:: DATA FOR PROCESSING ::

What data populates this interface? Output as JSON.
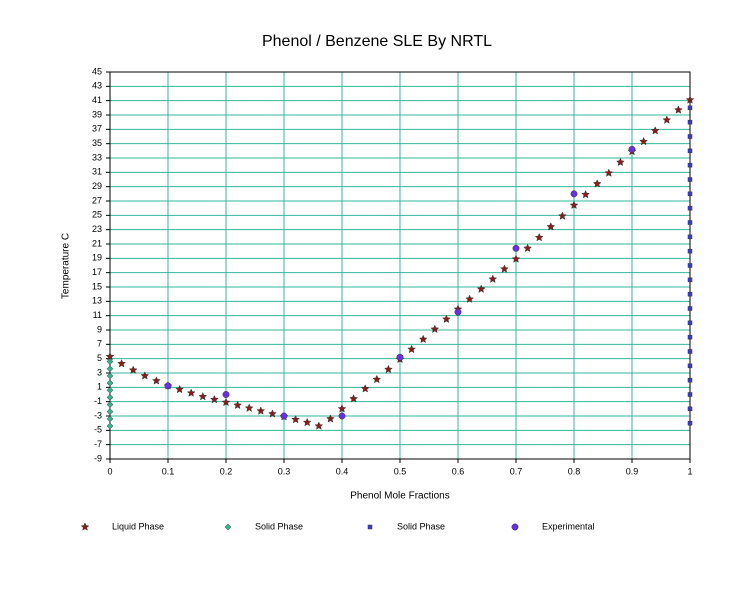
{
  "chart_data": {
    "type": "scatter",
    "title": "Phenol / Benzene SLE By NRTL",
    "x_label": "Phenol Mole Fractions",
    "y_label": "Temperature C",
    "xlim": [
      0,
      1
    ],
    "xticks": [
      0,
      0.1,
      0.2,
      0.3,
      0.4,
      0.5,
      0.6,
      0.7,
      0.8,
      0.9,
      1
    ],
    "ylim": [
      -9,
      45
    ],
    "yticks": [
      45,
      43,
      41,
      39,
      37,
      35,
      33,
      31,
      29,
      27,
      25,
      23,
      21,
      19,
      17,
      15,
      13,
      11,
      9,
      7,
      5,
      3,
      1,
      -1,
      -3,
      -5,
      -7,
      -9
    ],
    "grid": true,
    "grid_color": "#33b89c",
    "legend": "bottom",
    "series": [
      {
        "name": "Liquid Phase",
        "color": "#8b1c1c",
        "marker": "star",
        "x": [
          0,
          0.02,
          0.04,
          0.06,
          0.08,
          0.1,
          0.12,
          0.14,
          0.16,
          0.18,
          0.2,
          0.22,
          0.24,
          0.26,
          0.28,
          0.3,
          0.32,
          0.34,
          0.36,
          0.38,
          0.4,
          0.42,
          0.44,
          0.46,
          0.48,
          0.5,
          0.52,
          0.54,
          0.56,
          0.58,
          0.6,
          0.62,
          0.64,
          0.66,
          0.68,
          0.7,
          0.72,
          0.74,
          0.76,
          0.78,
          0.8,
          0.82,
          0.84,
          0.86,
          0.88,
          0.9,
          0.92,
          0.94,
          0.96,
          0.98,
          1
        ],
        "values": [
          5.3,
          4.3,
          3.4,
          2.6,
          1.9,
          1.2,
          0.7,
          0.2,
          -0.3,
          -0.7,
          -1.1,
          -1.5,
          -1.9,
          -2.3,
          -2.7,
          -3.1,
          -3.5,
          -3.9,
          -4.4,
          -3.4,
          -2.0,
          -0.6,
          0.8,
          2.1,
          3.5,
          4.9,
          6.3,
          7.7,
          9.1,
          10.5,
          11.9,
          13.3,
          14.7,
          16.1,
          17.5,
          18.9,
          20.4,
          21.9,
          23.4,
          24.9,
          26.4,
          27.9,
          29.4,
          30.9,
          32.4,
          33.9,
          35.3,
          36.8,
          38.3,
          39.7,
          41.1
        ]
      },
      {
        "name": "Solid Phase",
        "color": "#2fb890",
        "marker": "diamond",
        "x": [
          0,
          0,
          0,
          0,
          0,
          0,
          0,
          0,
          0,
          0
        ],
        "values": [
          -4.4,
          -3.4,
          -2.4,
          -1.4,
          -0.4,
          0.6,
          1.6,
          2.6,
          3.6,
          4.6
        ]
      },
      {
        "name": "Solid Phase",
        "color": "#3b3bd0",
        "marker": "square",
        "x": [
          1,
          1,
          1,
          1,
          1,
          1,
          1,
          1,
          1,
          1,
          1,
          1,
          1,
          1,
          1,
          1,
          1,
          1,
          1,
          1,
          1,
          1,
          1
        ],
        "values": [
          -4,
          -2,
          0,
          2,
          4,
          6,
          8,
          10,
          12,
          14,
          16,
          18,
          20,
          22,
          24,
          26,
          28,
          30,
          32,
          34,
          36,
          38,
          40
        ]
      },
      {
        "name": "Experimental",
        "color": "#6a30e0",
        "marker": "circle",
        "x": [
          0.1,
          0.2,
          0.3,
          0.4,
          0.5,
          0.6,
          0.7,
          0.8,
          0.9
        ],
        "values": [
          1.2,
          0,
          -3,
          -3,
          5.2,
          11.5,
          20.4,
          28,
          34.2
        ]
      }
    ]
  }
}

:::

The records above must be printed exactly; the pictures stay out.

== FULL OUTPUT ==
What data populates this interface? Output as JSON.
{
  "chart_data": {
    "type": "scatter",
    "title": "Phenol / Benzene SLE By NRTL",
    "x_label": "Phenol Mole Fractions",
    "y_label": "Temperature C",
    "xlim": [
      0,
      1
    ],
    "xticks": [
      0,
      0.1,
      0.2,
      0.3,
      0.4,
      0.5,
      0.6,
      0.7,
      0.8,
      0.9,
      1
    ],
    "ylim": [
      -9,
      45
    ],
    "yticks": [
      45,
      43,
      41,
      39,
      37,
      35,
      33,
      31,
      29,
      27,
      25,
      23,
      21,
      19,
      17,
      15,
      13,
      11,
      9,
      7,
      5,
      3,
      1,
      -1,
      -3,
      -5,
      -7,
      -9
    ],
    "grid": true,
    "grid_color": "#33b89c",
    "legend": "bottom",
    "series": [
      {
        "name": "Liquid Phase",
        "color": "#8b1c1c",
        "marker": "star",
        "x": [
          0,
          0.02,
          0.04,
          0.06,
          0.08,
          0.1,
          0.12,
          0.14,
          0.16,
          0.18,
          0.2,
          0.22,
          0.24,
          0.26,
          0.28,
          0.3,
          0.32,
          0.34,
          0.36,
          0.38,
          0.4,
          0.42,
          0.44,
          0.46,
          0.48,
          0.5,
          0.52,
          0.54,
          0.56,
          0.58,
          0.6,
          0.62,
          0.64,
          0.66,
          0.68,
          0.7,
          0.72,
          0.74,
          0.76,
          0.78,
          0.8,
          0.82,
          0.84,
          0.86,
          0.88,
          0.9,
          0.92,
          0.94,
          0.96,
          0.98,
          1
        ],
        "values": [
          5.3,
          4.3,
          3.4,
          2.6,
          1.9,
          1.2,
          0.7,
          0.2,
          -0.3,
          -0.7,
          -1.1,
          -1.5,
          -1.9,
          -2.3,
          -2.7,
          -3.1,
          -3.5,
          -3.9,
          -4.4,
          -3.4,
          -2.0,
          -0.6,
          0.8,
          2.1,
          3.5,
          4.9,
          6.3,
          7.7,
          9.1,
          10.5,
          11.9,
          13.3,
          14.7,
          16.1,
          17.5,
          18.9,
          20.4,
          21.9,
          23.4,
          24.9,
          26.4,
          27.9,
          29.4,
          30.9,
          32.4,
          33.9,
          35.3,
          36.8,
          38.3,
          39.7,
          41.1
        ]
      },
      {
        "name": "Solid Phase",
        "color": "#2fb890",
        "marker": "diamond",
        "x": [
          0,
          0,
          0,
          0,
          0,
          0,
          0,
          0,
          0,
          0
        ],
        "values": [
          -4.4,
          -3.4,
          -2.4,
          -1.4,
          -0.4,
          0.6,
          1.6,
          2.6,
          3.6,
          4.6
        ]
      },
      {
        "name": "Solid Phase",
        "color": "#3b3bd0",
        "marker": "square",
        "x": [
          1,
          1,
          1,
          1,
          1,
          1,
          1,
          1,
          1,
          1,
          1,
          1,
          1,
          1,
          1,
          1,
          1,
          1,
          1,
          1,
          1,
          1,
          1
        ],
        "values": [
          -4,
          -2,
          0,
          2,
          4,
          6,
          8,
          10,
          12,
          14,
          16,
          18,
          20,
          22,
          24,
          26,
          28,
          30,
          32,
          34,
          36,
          38,
          40
        ]
      },
      {
        "name": "Experimental",
        "color": "#6a30e0",
        "marker": "circle",
        "x": [
          0.1,
          0.2,
          0.3,
          0.4,
          0.5,
          0.6,
          0.7,
          0.8,
          0.9
        ],
        "values": [
          1.2,
          0,
          -3,
          -3,
          5.2,
          11.5,
          20.4,
          28,
          34.2
        ]
      }
    ]
  }
}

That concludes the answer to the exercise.